» **DESCRIPTION OF THE TASK**: All lines in the data bearing the string "subtitle" should be identified and copied.

» **DATASET EXTRACT**:
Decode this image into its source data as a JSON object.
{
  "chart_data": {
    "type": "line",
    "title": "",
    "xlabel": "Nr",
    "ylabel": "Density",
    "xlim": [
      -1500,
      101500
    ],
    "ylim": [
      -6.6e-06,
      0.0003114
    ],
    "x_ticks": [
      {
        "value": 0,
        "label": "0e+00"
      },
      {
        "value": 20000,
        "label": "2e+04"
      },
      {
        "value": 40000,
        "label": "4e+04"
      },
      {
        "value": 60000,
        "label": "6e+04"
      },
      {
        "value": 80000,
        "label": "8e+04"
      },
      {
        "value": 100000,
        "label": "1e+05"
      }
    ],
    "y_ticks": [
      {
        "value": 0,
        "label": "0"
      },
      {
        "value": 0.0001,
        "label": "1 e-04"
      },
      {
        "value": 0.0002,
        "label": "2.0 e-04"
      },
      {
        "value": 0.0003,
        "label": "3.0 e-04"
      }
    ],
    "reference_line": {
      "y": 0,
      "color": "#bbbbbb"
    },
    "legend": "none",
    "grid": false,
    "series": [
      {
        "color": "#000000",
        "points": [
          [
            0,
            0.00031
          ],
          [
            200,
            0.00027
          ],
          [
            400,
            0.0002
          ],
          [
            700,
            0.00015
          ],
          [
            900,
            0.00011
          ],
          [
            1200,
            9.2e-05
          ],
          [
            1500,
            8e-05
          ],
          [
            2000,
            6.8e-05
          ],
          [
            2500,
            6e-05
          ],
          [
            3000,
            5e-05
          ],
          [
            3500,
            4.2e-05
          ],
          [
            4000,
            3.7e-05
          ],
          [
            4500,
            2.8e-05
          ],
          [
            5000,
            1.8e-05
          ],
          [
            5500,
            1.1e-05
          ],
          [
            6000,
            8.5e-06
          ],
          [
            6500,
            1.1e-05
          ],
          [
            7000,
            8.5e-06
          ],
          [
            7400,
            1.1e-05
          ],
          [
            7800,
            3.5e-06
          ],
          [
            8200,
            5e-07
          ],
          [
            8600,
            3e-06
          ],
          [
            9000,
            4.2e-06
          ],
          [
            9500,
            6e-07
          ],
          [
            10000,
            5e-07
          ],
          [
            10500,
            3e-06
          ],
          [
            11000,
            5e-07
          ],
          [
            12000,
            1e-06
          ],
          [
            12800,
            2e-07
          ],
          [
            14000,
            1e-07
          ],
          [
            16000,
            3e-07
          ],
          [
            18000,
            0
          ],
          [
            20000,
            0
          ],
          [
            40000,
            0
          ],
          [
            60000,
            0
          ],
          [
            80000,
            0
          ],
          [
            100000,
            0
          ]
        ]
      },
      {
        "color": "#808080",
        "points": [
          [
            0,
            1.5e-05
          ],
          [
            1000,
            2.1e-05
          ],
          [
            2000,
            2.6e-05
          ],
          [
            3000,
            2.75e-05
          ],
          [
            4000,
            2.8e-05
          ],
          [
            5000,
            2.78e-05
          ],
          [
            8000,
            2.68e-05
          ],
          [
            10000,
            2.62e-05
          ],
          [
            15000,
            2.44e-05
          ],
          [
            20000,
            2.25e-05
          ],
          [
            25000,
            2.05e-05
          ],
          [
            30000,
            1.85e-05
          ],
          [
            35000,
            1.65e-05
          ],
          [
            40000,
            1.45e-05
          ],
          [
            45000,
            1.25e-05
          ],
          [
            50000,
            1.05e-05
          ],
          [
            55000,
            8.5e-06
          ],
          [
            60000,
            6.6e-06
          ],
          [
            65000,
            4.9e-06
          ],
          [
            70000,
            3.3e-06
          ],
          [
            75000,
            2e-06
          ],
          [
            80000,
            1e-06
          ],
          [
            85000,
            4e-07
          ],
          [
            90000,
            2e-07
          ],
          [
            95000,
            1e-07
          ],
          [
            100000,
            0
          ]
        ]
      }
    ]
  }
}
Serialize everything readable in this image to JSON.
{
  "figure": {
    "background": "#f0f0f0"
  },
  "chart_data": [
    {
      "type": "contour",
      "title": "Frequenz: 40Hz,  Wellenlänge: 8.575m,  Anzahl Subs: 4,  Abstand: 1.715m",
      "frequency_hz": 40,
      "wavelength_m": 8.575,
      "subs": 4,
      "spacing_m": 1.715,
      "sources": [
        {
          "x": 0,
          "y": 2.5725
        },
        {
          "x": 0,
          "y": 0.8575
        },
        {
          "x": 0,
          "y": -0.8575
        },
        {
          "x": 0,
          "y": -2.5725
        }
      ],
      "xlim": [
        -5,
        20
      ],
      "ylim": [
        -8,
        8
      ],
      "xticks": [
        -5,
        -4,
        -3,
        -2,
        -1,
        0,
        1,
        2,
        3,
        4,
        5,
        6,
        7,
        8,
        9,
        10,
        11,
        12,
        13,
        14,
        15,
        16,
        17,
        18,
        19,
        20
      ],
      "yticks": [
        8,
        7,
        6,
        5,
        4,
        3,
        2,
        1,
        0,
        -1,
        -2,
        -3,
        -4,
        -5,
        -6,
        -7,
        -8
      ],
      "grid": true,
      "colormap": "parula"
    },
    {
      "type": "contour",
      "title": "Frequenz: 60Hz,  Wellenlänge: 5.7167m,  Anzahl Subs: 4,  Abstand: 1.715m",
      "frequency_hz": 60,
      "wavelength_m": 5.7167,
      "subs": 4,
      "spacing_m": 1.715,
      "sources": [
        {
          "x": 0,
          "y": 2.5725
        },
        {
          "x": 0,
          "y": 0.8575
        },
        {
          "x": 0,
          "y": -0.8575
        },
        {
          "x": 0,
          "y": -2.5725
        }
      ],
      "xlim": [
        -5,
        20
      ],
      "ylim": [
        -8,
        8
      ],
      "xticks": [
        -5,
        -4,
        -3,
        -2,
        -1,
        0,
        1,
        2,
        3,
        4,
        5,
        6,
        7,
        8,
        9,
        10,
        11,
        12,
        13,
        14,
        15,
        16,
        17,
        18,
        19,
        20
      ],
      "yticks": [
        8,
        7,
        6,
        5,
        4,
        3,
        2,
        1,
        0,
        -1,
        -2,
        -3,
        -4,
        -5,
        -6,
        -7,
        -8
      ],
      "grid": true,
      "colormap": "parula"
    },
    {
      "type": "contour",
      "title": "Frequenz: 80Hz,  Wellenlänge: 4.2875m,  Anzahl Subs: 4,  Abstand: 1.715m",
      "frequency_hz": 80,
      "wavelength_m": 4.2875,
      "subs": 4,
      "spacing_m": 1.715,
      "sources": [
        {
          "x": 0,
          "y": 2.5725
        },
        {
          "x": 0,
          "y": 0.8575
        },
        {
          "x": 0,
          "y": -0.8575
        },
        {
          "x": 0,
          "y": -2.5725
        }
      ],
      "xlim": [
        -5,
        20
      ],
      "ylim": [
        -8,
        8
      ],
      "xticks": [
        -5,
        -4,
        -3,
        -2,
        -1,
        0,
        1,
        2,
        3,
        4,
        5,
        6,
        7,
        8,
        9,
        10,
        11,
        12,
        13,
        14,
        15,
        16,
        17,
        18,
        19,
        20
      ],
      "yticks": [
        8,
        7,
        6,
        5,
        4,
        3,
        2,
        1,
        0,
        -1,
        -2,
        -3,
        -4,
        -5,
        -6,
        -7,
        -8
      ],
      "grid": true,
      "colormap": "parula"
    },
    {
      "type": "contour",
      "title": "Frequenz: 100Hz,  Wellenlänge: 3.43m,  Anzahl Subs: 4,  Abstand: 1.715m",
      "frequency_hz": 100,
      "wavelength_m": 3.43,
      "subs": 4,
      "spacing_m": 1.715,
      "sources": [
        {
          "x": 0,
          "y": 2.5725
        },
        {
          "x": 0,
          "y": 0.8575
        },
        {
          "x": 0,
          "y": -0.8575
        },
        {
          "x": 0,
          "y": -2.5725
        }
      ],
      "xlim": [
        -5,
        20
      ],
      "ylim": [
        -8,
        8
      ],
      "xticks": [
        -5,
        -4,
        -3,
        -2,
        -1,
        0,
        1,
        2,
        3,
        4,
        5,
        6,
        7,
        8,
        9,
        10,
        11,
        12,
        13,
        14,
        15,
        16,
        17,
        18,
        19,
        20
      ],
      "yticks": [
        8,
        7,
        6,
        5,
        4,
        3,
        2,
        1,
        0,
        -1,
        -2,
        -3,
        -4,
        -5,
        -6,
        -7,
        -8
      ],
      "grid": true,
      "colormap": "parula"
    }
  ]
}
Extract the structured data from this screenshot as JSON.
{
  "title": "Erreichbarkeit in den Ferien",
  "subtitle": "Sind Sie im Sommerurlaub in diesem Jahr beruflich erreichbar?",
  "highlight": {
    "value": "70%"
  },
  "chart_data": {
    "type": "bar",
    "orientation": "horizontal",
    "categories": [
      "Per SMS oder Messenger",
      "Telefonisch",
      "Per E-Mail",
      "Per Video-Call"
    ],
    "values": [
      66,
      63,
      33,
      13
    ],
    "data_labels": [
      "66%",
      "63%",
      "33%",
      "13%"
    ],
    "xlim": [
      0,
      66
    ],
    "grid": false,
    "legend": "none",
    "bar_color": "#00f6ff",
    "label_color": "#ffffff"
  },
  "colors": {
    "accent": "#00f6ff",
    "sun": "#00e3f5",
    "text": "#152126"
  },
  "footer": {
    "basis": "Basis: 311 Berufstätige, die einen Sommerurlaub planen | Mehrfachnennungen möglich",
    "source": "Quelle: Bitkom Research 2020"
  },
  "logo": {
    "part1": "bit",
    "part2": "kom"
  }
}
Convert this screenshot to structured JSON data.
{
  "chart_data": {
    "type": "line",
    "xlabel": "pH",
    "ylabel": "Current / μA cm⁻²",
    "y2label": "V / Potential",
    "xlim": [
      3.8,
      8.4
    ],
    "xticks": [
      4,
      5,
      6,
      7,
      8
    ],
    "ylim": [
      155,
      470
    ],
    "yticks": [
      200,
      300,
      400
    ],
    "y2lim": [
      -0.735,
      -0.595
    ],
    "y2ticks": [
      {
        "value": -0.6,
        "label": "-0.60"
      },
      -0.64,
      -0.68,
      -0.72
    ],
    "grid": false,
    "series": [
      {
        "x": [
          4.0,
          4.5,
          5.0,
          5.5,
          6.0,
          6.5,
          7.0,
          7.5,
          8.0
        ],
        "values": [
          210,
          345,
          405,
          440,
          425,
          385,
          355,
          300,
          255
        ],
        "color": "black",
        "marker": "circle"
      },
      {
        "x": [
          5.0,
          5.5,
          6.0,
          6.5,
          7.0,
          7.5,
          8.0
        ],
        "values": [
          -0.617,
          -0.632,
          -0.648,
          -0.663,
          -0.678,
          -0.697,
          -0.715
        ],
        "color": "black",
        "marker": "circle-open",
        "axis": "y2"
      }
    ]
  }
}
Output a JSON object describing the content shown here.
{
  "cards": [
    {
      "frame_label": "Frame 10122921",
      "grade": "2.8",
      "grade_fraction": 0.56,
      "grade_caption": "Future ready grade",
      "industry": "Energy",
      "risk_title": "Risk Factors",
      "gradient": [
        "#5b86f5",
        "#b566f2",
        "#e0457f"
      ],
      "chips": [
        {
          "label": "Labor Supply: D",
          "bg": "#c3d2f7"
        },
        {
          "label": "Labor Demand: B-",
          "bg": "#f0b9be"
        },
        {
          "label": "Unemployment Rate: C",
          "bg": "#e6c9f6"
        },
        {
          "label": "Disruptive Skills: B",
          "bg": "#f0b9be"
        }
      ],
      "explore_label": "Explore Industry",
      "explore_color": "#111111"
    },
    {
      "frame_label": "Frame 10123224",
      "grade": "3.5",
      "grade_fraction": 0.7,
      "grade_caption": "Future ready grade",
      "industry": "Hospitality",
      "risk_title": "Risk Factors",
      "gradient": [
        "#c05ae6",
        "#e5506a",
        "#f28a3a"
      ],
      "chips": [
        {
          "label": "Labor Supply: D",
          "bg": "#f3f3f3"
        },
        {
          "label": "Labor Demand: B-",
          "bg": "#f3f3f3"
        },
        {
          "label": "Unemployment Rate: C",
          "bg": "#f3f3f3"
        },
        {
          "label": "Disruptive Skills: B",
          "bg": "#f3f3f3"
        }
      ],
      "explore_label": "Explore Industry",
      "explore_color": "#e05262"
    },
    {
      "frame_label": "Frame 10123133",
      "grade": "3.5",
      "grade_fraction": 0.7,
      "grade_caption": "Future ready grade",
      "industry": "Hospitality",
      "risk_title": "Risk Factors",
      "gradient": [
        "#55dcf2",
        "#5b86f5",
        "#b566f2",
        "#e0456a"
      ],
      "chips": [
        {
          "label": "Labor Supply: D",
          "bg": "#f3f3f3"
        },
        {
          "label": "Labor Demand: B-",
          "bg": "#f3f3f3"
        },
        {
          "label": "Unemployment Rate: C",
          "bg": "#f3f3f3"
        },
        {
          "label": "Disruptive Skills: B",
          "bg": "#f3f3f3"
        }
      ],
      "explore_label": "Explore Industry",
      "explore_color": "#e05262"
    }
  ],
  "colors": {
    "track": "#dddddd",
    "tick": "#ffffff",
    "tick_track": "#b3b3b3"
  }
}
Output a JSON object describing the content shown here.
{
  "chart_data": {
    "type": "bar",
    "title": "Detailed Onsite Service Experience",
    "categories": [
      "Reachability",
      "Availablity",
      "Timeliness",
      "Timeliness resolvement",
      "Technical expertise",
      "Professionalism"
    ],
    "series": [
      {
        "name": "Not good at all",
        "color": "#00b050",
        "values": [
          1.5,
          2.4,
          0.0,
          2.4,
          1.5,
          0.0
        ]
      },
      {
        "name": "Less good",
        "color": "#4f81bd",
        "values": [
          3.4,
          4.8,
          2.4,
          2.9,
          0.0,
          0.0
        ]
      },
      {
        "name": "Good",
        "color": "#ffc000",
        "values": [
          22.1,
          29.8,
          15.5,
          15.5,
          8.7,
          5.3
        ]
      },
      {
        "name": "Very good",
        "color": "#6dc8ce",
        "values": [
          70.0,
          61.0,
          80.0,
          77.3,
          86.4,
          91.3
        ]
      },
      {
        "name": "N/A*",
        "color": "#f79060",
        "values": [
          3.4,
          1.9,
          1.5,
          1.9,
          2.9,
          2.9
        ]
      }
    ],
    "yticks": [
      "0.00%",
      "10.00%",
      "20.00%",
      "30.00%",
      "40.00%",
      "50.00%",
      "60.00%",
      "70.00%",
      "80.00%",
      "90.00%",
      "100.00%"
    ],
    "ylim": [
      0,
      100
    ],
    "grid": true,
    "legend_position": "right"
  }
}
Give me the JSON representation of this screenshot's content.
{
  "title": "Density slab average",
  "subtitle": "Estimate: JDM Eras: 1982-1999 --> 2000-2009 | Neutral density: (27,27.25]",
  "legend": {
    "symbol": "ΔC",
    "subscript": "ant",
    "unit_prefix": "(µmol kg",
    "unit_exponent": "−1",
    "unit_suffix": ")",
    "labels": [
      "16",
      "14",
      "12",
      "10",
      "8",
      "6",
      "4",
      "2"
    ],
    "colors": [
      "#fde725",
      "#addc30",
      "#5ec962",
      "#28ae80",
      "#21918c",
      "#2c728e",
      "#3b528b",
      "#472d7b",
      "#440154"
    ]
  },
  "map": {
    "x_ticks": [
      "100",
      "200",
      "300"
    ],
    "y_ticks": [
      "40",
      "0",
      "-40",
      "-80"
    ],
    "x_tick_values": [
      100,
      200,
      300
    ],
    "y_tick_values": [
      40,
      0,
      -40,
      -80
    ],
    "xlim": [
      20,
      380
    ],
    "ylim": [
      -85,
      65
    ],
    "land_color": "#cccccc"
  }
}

» **ANSWER TO THE PROBLEM**:
  "subtitle": "Sind Sie im Sommerurlaub in diesem Jahr beruflich erreichbar?",
  "subtitle": "Estimate: JDM Eras: 1982-1999 --> 2000-2009 | Neutral density: (27,27.25]",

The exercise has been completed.